TASKS >>
(a) In the album text, what position did the album reach on the Finnish album charts during its first week?
(b) Return the records word for word, starting with their first line and going on through the line with "language-status[interactable]: 🌐 Chinese".

TEXT BLOCK >>
-=-=-

Above the Weeping World is the third studio album by Insomnium. It was released on August 9, 2006, in Europe and on October 17, 2006, elsewhere by Candlelight Records. A music video was made for "Mortal Share."

During its first week, the album peaked at #9 on the Finnish album charts (week 39/2006).

The album's lyrics have been influenced by (and occasionally taken from) classic poets like Hölderlin, Edgar Allan Poe, and Finnish classic Eino Leino. The last track of the album, "In the Groves of Death" lasts about ten minutes, and its main theme is heavily inspired by Leino's poem Tumma, the ending poem of his saga Helkavirsiä. The entire poem "The Night Has a Thousand Eyes" by English poet Francis William Bourdillon is used as a chorus in the album's third track "Drawn to Black".

-=-=-

MATERIAL FOR THE TASK >>
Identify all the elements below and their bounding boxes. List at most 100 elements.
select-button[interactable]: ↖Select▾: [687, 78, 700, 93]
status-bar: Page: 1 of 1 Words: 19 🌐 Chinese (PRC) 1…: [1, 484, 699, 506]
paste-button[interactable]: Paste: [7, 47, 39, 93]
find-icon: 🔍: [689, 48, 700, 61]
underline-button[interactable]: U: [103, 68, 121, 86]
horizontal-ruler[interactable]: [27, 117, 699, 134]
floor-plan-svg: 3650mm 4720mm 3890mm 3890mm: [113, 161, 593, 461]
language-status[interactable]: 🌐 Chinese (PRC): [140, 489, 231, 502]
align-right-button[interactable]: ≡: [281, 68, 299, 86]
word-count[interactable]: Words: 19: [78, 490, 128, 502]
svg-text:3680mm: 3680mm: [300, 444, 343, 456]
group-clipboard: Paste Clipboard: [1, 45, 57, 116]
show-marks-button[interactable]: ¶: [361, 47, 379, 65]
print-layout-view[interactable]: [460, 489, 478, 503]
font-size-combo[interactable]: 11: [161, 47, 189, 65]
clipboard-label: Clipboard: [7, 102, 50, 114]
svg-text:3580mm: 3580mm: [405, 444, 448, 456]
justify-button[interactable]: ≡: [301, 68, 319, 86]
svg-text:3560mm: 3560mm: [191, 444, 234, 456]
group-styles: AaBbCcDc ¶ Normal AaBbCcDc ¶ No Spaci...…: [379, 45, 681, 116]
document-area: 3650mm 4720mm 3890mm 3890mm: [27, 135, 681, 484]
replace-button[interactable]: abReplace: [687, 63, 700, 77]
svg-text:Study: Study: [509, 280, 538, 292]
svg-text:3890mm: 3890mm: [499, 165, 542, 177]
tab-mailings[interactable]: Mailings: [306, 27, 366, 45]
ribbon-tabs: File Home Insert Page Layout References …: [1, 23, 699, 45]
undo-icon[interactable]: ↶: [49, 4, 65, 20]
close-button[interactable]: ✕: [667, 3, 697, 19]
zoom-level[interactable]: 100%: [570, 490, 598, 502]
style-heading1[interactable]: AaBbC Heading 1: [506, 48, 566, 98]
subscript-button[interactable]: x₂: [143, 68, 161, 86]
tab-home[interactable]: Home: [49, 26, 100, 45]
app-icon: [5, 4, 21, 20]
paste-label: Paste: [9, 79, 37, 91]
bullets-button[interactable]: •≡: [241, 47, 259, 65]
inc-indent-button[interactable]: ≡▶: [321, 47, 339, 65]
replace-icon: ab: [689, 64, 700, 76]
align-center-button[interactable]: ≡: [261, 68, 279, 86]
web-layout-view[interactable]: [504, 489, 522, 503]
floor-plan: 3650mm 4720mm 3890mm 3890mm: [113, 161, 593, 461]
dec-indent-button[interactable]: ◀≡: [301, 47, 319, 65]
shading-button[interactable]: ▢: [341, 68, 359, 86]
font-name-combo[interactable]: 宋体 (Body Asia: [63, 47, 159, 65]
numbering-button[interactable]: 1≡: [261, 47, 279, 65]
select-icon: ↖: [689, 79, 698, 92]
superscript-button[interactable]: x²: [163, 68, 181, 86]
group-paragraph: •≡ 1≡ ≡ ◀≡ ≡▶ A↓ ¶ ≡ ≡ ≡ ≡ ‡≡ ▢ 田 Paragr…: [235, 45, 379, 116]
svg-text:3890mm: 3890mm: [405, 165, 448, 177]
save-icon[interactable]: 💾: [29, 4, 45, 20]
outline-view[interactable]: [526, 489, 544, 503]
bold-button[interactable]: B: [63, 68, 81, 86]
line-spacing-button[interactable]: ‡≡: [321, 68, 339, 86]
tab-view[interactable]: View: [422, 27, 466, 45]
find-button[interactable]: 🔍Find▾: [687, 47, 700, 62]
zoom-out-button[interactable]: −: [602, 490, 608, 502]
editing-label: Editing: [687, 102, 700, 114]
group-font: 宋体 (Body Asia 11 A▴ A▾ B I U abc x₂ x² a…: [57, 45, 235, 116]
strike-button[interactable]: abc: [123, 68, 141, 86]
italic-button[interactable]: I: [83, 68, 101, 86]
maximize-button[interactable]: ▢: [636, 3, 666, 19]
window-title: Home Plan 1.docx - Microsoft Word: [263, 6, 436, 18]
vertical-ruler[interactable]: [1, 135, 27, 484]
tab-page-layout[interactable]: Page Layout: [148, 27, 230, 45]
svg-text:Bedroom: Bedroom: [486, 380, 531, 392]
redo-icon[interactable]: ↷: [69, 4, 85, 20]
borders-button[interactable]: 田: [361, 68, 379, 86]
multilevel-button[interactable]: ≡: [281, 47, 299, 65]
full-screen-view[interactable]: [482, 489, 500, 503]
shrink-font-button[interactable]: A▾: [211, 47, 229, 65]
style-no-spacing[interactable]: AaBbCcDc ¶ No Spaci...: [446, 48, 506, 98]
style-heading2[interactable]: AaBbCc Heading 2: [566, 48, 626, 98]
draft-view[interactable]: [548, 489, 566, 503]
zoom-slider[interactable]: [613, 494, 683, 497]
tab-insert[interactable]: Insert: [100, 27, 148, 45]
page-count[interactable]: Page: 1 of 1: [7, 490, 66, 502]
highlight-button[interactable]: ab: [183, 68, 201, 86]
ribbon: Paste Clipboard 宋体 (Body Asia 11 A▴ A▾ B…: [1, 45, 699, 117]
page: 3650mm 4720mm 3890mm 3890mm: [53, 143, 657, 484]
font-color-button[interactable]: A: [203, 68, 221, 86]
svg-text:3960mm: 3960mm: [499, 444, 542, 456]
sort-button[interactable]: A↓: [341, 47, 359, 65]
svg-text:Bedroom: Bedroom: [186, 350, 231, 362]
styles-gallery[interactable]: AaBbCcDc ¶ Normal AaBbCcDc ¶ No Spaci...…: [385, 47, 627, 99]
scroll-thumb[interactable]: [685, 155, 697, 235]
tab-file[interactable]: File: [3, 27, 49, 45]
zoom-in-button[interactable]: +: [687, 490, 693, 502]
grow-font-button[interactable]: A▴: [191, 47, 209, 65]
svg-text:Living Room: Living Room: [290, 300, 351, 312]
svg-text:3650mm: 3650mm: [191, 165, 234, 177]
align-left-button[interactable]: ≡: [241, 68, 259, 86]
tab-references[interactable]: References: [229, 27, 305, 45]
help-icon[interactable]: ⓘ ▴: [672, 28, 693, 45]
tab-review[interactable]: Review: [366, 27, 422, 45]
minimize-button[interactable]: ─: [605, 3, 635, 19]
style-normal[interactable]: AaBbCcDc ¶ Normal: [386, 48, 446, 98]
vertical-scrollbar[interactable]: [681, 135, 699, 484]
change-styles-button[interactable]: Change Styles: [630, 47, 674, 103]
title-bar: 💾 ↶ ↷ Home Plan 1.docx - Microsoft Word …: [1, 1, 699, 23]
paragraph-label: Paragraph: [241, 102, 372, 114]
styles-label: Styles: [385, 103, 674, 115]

-=-=-

ANSWERS IN ORDER >>
(a) It peaked at #9 (week 39/2006).

(b)
Identify all the elements below and their bounding boxes. List at most 100 elements.
select-button[interactable]: ↖Select▾: [687, 78, 700, 93]
status-bar: Page: 1 of 1 Words: 19 🌐 Chinese (PRC) 1…: [1, 484, 699, 506]
paste-button[interactable]: Paste: [7, 47, 39, 93]
find-icon: 🔍: [689, 48, 700, 61]
underline-button[interactable]: U: [103, 68, 121, 86]
horizontal-ruler[interactable]: [27, 117, 699, 134]
floor-plan-svg: 3650mm 4720mm 3890mm 3890mm: [113, 161, 593, 461]
language-status[interactable]: 🌐 Chinese (PRC): [140, 489, 231, 502]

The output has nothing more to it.